Set problem ▸ Give the records back in full, exactly as they read.

====== Available data

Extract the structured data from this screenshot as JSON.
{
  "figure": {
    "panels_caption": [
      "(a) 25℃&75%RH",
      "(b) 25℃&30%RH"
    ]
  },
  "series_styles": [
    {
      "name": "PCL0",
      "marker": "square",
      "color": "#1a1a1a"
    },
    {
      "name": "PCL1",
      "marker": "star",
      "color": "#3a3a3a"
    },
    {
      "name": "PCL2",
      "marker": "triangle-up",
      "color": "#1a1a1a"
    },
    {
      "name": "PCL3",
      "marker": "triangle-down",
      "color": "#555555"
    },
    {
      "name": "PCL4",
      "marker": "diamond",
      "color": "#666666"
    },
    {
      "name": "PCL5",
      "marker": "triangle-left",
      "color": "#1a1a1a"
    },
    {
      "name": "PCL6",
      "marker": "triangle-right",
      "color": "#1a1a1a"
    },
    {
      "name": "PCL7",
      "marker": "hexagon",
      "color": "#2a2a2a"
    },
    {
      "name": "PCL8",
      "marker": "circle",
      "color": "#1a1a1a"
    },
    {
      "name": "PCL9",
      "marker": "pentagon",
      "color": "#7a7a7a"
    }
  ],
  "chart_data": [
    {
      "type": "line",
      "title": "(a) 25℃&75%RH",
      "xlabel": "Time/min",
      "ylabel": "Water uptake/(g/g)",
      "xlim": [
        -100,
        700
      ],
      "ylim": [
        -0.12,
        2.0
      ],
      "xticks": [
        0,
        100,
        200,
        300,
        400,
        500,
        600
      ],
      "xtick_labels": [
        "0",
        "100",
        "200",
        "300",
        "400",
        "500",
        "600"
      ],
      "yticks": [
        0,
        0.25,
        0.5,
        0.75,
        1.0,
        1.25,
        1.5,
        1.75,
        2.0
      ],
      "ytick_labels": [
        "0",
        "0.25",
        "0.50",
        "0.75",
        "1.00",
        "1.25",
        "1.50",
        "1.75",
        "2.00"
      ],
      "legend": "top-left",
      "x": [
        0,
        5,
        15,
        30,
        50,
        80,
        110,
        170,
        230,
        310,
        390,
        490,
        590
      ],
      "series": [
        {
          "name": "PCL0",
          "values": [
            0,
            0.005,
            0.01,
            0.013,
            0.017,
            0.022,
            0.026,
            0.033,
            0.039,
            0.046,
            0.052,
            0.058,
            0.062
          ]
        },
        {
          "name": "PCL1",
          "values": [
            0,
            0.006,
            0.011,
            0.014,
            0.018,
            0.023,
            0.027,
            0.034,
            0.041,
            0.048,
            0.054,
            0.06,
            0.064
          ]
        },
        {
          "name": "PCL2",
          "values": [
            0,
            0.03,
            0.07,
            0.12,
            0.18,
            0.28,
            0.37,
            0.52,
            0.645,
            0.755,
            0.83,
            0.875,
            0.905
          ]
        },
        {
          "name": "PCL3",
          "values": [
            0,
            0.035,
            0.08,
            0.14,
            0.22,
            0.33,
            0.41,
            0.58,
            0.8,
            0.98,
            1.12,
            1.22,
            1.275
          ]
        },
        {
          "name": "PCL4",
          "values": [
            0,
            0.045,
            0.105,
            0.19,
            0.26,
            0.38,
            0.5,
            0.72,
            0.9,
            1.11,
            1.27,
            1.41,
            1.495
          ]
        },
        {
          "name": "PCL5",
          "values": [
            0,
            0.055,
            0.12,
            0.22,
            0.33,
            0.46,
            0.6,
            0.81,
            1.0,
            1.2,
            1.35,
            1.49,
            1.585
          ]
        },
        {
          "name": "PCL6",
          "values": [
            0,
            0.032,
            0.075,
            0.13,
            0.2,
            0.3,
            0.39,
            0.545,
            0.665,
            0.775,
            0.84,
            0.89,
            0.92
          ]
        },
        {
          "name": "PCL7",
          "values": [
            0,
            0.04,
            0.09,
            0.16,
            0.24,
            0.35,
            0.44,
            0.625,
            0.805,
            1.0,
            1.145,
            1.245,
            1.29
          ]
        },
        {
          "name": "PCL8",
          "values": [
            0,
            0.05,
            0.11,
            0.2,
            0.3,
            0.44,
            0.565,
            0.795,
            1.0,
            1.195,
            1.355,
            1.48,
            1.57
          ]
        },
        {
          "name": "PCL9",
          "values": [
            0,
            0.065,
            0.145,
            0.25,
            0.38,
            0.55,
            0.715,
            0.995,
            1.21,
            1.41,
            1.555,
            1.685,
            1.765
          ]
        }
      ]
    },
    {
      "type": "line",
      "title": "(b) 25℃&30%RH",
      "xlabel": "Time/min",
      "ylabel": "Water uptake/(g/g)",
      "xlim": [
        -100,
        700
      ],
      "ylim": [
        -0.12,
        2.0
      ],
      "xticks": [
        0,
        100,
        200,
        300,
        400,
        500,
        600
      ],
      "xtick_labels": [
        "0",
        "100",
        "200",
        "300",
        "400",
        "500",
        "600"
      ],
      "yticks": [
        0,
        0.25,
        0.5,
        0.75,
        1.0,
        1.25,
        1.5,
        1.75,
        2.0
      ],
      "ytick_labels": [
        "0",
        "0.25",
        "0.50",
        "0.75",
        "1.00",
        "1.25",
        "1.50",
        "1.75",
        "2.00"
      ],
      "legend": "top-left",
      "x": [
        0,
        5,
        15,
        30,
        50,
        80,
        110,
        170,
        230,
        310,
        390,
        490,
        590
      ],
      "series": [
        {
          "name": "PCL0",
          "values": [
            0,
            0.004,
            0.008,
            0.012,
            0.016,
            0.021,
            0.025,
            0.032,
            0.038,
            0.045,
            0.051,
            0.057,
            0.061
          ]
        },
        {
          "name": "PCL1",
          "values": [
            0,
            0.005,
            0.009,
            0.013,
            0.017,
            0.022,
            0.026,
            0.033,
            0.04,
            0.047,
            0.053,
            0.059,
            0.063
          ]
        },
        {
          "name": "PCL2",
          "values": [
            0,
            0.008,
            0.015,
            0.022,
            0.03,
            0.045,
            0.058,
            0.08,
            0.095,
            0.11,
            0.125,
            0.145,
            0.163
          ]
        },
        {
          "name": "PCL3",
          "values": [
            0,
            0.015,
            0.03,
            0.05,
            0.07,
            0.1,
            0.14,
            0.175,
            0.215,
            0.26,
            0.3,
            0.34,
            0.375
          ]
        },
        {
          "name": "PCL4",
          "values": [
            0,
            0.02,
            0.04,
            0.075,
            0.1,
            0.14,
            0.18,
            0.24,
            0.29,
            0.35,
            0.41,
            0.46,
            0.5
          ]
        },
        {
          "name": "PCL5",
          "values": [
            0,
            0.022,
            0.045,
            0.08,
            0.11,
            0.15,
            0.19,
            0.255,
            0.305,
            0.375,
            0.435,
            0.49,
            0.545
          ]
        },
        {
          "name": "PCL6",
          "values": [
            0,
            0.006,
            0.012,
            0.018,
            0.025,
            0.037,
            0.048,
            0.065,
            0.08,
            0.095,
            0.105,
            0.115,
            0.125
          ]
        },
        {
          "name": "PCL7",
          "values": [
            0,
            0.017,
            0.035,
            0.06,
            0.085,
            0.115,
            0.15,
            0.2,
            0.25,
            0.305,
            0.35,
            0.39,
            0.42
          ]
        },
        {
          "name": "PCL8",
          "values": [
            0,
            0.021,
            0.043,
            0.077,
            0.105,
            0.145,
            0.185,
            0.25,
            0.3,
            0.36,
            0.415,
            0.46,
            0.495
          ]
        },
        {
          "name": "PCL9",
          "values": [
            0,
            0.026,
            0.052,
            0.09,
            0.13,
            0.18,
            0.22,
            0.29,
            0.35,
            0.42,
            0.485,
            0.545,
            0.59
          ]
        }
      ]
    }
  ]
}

============

Result of this task ▸
Extract the structured data from this screenshot as JSON.
{
  "figure": {
    "panels_caption": [
      "(a) 25℃&75%RH",
      "(b) 25℃&30%RH"
    ]
  },
  "series_styles": [
    {
      "name": "PCL0",
      "marker": "square",
      "color": "#1a1a1a"
    },
    {
      "name": "PCL1",
      "marker": "star",
      "color": "#3a3a3a"
    },
    {
      "name": "PCL2",
      "marker": "triangle-up",
      "color": "#1a1a1a"
    },
    {
      "name": "PCL3",
      "marker": "triangle-down",
      "color": "#555555"
    },
    {
      "name": "PCL4",
      "marker": "diamond",
      "color": "#666666"
    },
    {
      "name": "PCL5",
      "marker": "triangle-left",
      "color": "#1a1a1a"
    },
    {
      "name": "PCL6",
      "marker": "triangle-right",
      "color": "#1a1a1a"
    },
    {
      "name": "PCL7",
      "marker": "hexagon",
      "color": "#2a2a2a"
    },
    {
      "name": "PCL8",
      "marker": "circle",
      "color": "#1a1a1a"
    },
    {
      "name": "PCL9",
      "marker": "pentagon",
      "color": "#7a7a7a"
    }
  ],
  "chart_data": [
    {
      "type": "line",
      "title": "(a) 25℃&75%RH",
      "xlabel": "Time/min",
      "ylabel": "Water uptake/(g/g)",
      "xlim": [
        -100,
        700
      ],
      "ylim": [
        -0.12,
        2.0
      ],
      "xticks": [
        0,
        100,
        200,
        300,
        400,
        500,
        600
      ],
      "xtick_labels": [
        "0",
        "100",
        "200",
        "300",
        "400",
        "500",
        "600"
      ],
      "yticks": [
        0,
        0.25,
        0.5,
        0.75,
        1.0,
        1.25,
        1.5,
        1.75,
        2.0
      ],
      "ytick_labels": [
        "0",
        "0.25",
        "0.50",
        "0.75",
        "1.00",
        "1.25",
        "1.50",
        "1.75",
        "2.00"
      ],
      "legend": "top-left",
      "x": [
        0,
        5,
        15,
        30,
        50,
        80,
        110,
        170,
        230,
        310,
        390,
        490,
        590
      ],
      "series": [
        {
          "name": "PCL0",
          "values": [
            0,
            0.005,
            0.01,
            0.013,
            0.017,
            0.022,
            0.026,
            0.033,
            0.039,
            0.046,
            0.052,
            0.058,
            0.062
          ]
        },
        {
          "name": "PCL1",
          "values": [
            0,
            0.006,
            0.011,
            0.014,
            0.018,
            0.023,
            0.027,
            0.034,
            0.041,
            0.048,
            0.054,
            0.06,
            0.064
          ]
        },
        {
          "name": "PCL2",
          "values": [
            0,
            0.03,
            0.07,
            0.12,
            0.18,
            0.28,
            0.37,
            0.52,
            0.645,
            0.755,
            0.83,
            0.875,
            0.905
          ]
        },
        {
          "name": "PCL3",
          "values": [
            0,
            0.035,
            0.08,
            0.14,
            0.22,
            0.33,
            0.41,
            0.58,
            0.8,
            0.98,
            1.12,
            1.22,
            1.275
          ]
        },
        {
          "name": "PCL4",
          "values": [
            0,
            0.045,
            0.105,
            0.19,
            0.26,
            0.38,
            0.5,
            0.72,
            0.9,
            1.11,
            1.27,
            1.41,
            1.495
          ]
        },
        {
          "name": "PCL5",
          "values": [
            0,
            0.055,
            0.12,
            0.22,
            0.33,
            0.46,
            0.6,
            0.81,
            1.0,
            1.2,
            1.35,
            1.49,
            1.585
          ]
        },
        {
          "name": "PCL6",
          "values": [
            0,
            0.032,
            0.075,
            0.13,
            0.2,
            0.3,
            0.39,
            0.545,
            0.665,
            0.775,
            0.84,
            0.89,
            0.92
          ]
        },
        {
          "name": "PCL7",
          "values": [
            0,
            0.04,
            0.09,
            0.16,
            0.24,
            0.35,
            0.44,
            0.625,
            0.805,
            1.0,
            1.145,
            1.245,
            1.29
          ]
        },
        {
          "name": "PCL8",
          "values": [
            0,
            0.05,
            0.11,
            0.2,
            0.3,
            0.44,
            0.565,
            0.795,
            1.0,
            1.195,
            1.355,
            1.48,
            1.57
          ]
        },
        {
          "name": "PCL9",
          "values": [
            0,
            0.065,
            0.145,
            0.25,
            0.38,
            0.55,
            0.715,
            0.995,
            1.21,
            1.41,
            1.555,
            1.685,
            1.765
          ]
        }
      ]
    },
    {
      "type": "line",
      "title": "(b) 25℃&30%RH",
      "xlabel": "Time/min",
      "ylabel": "Water uptake/(g/g)",
      "xlim": [
        -100,
        700
      ],
      "ylim": [
        -0.12,
        2.0
      ],
      "xticks": [
        0,
        100,
        200,
        300,
        400,
        500,
        600
      ],
      "xtick_labels": [
        "0",
        "100",
        "200",
        "300",
        "400",
        "500",
        "600"
      ],
      "yticks": [
        0,
        0.25,
        0.5,
        0.75,
        1.0,
        1.25,
        1.5,
        1.75,
        2.0
      ],
      "ytick_labels": [
        "0",
        "0.25",
        "0.50",
        "0.75",
        "1.00",
        "1.25",
        "1.50",
        "1.75",
        "2.00"
      ],
      "legend": "top-left",
      "x": [
        0,
        5,
        15,
        30,
        50,
        80,
        110,
        170,
        230,
        310,
        390,
        490,
        590
      ],
      "series": [
        {
          "name": "PCL0",
          "values": [
            0,
            0.004,
            0.008,
            0.012,
            0.016,
            0.021,
            0.025,
            0.032,
            0.038,
            0.045,
            0.051,
            0.057,
            0.061
          ]
        },
        {
          "name": "PCL1",
          "values": [
            0,
            0.005,
            0.009,
            0.013,
            0.017,
            0.022,
            0.026,
            0.033,
            0.04,
            0.047,
            0.053,
            0.059,
            0.063
          ]
        },
        {
          "name": "PCL2",
          "values": [
            0,
            0.008,
            0.015,
            0.022,
            0.03,
            0.045,
            0.058,
            0.08,
            0.095,
            0.11,
            0.125,
            0.145,
            0.163
          ]
        },
        {
          "name": "PCL3",
          "values": [
            0,
            0.015,
            0.03,
            0.05,
            0.07,
            0.1,
            0.14,
            0.175,
            0.215,
            0.26,
            0.3,
            0.34,
            0.375
          ]
        },
        {
          "name": "PCL4",
          "values": [
            0,
            0.02,
            0.04,
            0.075,
            0.1,
            0.14,
            0.18,
            0.24,
            0.29,
            0.35,
            0.41,
            0.46,
            0.5
          ]
        },
        {
          "name": "PCL5",
          "values": [
            0,
            0.022,
            0.045,
            0.08,
            0.11,
            0.15,
            0.19,
            0.255,
            0.305,
            0.375,
            0.435,
            0.49,
            0.545
          ]
        },
        {
          "name": "PCL6",
          "values": [
            0,
            0.006,
            0.012,
            0.018,
            0.025,
            0.037,
            0.048,
            0.065,
            0.08,
            0.095,
            0.105,
            0.115,
            0.125
          ]
        },
        {
          "name": "PCL7",
          "values": [
            0,
            0.017,
            0.035,
            0.06,
            0.085,
            0.115,
            0.15,
            0.2,
            0.25,
            0.305,
            0.35,
            0.39,
            0.42
          ]
        },
        {
          "name": "PCL8",
          "values": [
            0,
            0.021,
            0.043,
            0.077,
            0.105,
            0.145,
            0.185,
            0.25,
            0.3,
            0.36,
            0.415,
            0.46,
            0.495
          ]
        },
        {
          "name": "PCL9",
          "values": [
            0,
            0.026,
            0.052,
            0.09,
            0.13,
            0.18,
            0.22,
            0.29,
            0.35,
            0.42,
            0.485,
            0.545,
            0.59
          ]
        }
      ]
    }
  ]
}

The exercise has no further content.